Problem to solve: Reproduce every entry exactly and leave its pictures out.

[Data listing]
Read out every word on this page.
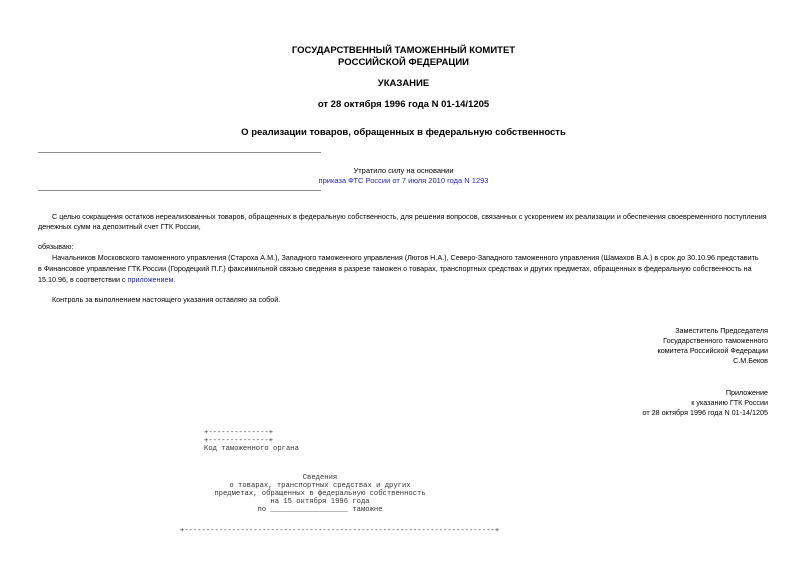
ГОСУДАРСТВЕННЫЙ ТАМОЖЕННЫЙ КОМИТЕТ
РОССИЙСКОЙ ФЕДЕРАЦИИ
УКАЗАНИЕ
от 28 октября 1996 года N 01-14/1205
О реализации товаров, обращенных в федеральную собственность
Утратило силу на основании
приказа ФТС России от 7 июля 2010 года N 1293
С целью сокращения остатков нереализованных товаров, обращенных в федеральную собственность, для решения вопросов, связанных с ускорением их реализации и обеспечения своевременного поступления
денежных сумм на депозитный счет ГТК России,
обязываю:
Начальников Московского таможенного управления (Староха А.М.), Западного таможенного управления (Лютов Н.А.), Северо-Западного таможенного управления (Шамахов В.А.) в срок до 30.10.96 представить
в Финансовое управление ГТК России (Городецкий П.Г.) факсимильной связью сведения в разрезе таможен о товарах, транспортных средствах и других предметах, обращенных в федеральную собственность на
15.10.96, в соответствии с приложением.
Контроль за выполнением настоящего указания оставляю за собой.
Заместитель Председателя
Государственного таможенного
комитета Российской Федерации
С.М.Беков
Приложение
к указанию ГТК России
от 28 октября 1996 года N 01-14/1205
+--------------+
+--------------+
Код таможенного органа
Сведения
о товарах, транспортных средствах и других
предметах, обращенных в федеральную собственность
на 15 октября 1996 года
по __________________ таможне
+------------------------------------------------------------------------+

Correct response:
Read out every word on this page.
ГОСУДАРСТВЕННЫЙ ТАМОЖЕННЫЙ КОМИТЕТ
РОССИЙСКОЙ ФЕДЕРАЦИИ
УКАЗАНИЕ
от 28 октября 1996 года N 01-14/1205
О реализации товаров, обращенных в федеральную собственность
Утратило силу на основании
приказа ФТС России от 7 июля 2010 года N 1293
С целью сокращения остатков нереализованных товаров, обращенных в федеральную собственность, для решения вопросов, связанных с ускорением их реализации и обеспечения своевременного поступления
денежных сумм на депозитный счет ГТК России,
обязываю:
Начальников Московского таможенного управления (Староха А.М.), Западного таможенного управления (Лютов Н.А.), Северо-Западного таможенного управления (Шамахов В.А.) в срок до 30.10.96 представить
в Финансовое управление ГТК России (Городецкий П.Г.) факсимильной связью сведения в разрезе таможен о товарах, транспортных средствах и других предметах, обращенных в федеральную собственность на
15.10.96, в соответствии с приложением.
Контроль за выполнением настоящего указания оставляю за собой.
Заместитель Председателя
Государственного таможенного
комитета Российской Федерации
С.М.Беков
Приложение
к указанию ГТК России
от 28 октября 1996 года N 01-14/1205
+--------------+
+--------------+
Код таможенного органа
Сведения
о товарах, транспортных средствах и других
предметах, обращенных в федеральную собственность
на 15 октября 1996 года
по __________________ таможне
+------------------------------------------------------------------------+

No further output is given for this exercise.